• **Exercise directions**: Every line of the material below must be repeated exactly.

• **Material for this exercise**:

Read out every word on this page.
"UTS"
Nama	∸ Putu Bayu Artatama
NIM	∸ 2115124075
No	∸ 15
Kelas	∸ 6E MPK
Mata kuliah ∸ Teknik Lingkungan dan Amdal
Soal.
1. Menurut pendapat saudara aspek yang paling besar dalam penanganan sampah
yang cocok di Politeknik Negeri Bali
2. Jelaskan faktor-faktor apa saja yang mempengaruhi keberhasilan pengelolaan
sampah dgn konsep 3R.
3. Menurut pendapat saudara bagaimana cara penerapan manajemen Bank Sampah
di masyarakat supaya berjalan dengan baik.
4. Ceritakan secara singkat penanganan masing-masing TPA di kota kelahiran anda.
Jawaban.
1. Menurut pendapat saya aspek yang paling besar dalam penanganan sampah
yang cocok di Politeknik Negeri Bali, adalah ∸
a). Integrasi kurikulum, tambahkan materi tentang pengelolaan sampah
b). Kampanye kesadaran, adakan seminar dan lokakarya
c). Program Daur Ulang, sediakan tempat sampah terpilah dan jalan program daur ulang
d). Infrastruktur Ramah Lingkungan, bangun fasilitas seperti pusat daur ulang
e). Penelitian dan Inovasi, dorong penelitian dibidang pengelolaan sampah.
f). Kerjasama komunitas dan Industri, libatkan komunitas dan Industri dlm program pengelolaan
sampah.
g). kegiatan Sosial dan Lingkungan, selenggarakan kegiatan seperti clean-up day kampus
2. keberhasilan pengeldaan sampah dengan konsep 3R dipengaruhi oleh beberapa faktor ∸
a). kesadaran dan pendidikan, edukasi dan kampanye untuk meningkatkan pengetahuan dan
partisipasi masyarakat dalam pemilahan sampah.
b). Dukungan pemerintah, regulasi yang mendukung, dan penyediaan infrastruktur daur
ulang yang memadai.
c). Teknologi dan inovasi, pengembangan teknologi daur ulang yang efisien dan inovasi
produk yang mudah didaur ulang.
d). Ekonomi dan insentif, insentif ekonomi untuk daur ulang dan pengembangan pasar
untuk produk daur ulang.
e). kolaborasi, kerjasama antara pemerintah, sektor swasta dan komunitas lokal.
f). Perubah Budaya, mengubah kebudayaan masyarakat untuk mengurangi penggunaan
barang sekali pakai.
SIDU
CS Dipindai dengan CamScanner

• **Completed task**:
Read out every word on this page.
"UTS"
Nama	∸ Putu Bayu Artatama
NIM	∸ 2115124075
No	∸ 15
Kelas	∸ 6E MPK
Mata kuliah ∸ Teknik Lingkungan dan Amdal
Soal.
1. Menurut pendapat saudara aspek yang paling besar dalam penanganan sampah
yang cocok di Politeknik Negeri Bali
2. Jelaskan faktor-faktor apa saja yang mempengaruhi keberhasilan pengelolaan
sampah dgn konsep 3R.
3. Menurut pendapat saudara bagaimana cara penerapan manajemen Bank Sampah
di masyarakat supaya berjalan dengan baik.
4. Ceritakan secara singkat penanganan masing-masing TPA di kota kelahiran anda.
Jawaban.
1. Menurut pendapat saya aspek yang paling besar dalam penanganan sampah
yang cocok di Politeknik Negeri Bali, adalah ∸
a). Integrasi kurikulum, tambahkan materi tentang pengelolaan sampah
b). Kampanye kesadaran, adakan seminar dan lokakarya
c). Program Daur Ulang, sediakan tempat sampah terpilah dan jalan program daur ulang
d). Infrastruktur Ramah Lingkungan, bangun fasilitas seperti pusat daur ulang
e). Penelitian dan Inovasi, dorong penelitian dibidang pengelolaan sampah.
f). Kerjasama komunitas dan Industri, libatkan komunitas dan Industri dlm program pengelolaan
sampah.
g). kegiatan Sosial dan Lingkungan, selenggarakan kegiatan seperti clean-up day kampus
2. keberhasilan pengeldaan sampah dengan konsep 3R dipengaruhi oleh beberapa faktor ∸
a). kesadaran dan pendidikan, edukasi dan kampanye untuk meningkatkan pengetahuan dan
partisipasi masyarakat dalam pemilahan sampah.
b). Dukungan pemerintah, regulasi yang mendukung, dan penyediaan infrastruktur daur
ulang yang memadai.
c). Teknologi dan inovasi, pengembangan teknologi daur ulang yang efisien dan inovasi
produk yang mudah didaur ulang.
d). Ekonomi dan insentif, insentif ekonomi untuk daur ulang dan pengembangan pasar
untuk produk daur ulang.
e). kolaborasi, kerjasama antara pemerintah, sektor swasta dan komunitas lokal.
f). Perubah Budaya, mengubah kebudayaan masyarakat untuk mengurangi penggunaan
barang sekali pakai.
SIDU
CS Dipindai dengan CamScanner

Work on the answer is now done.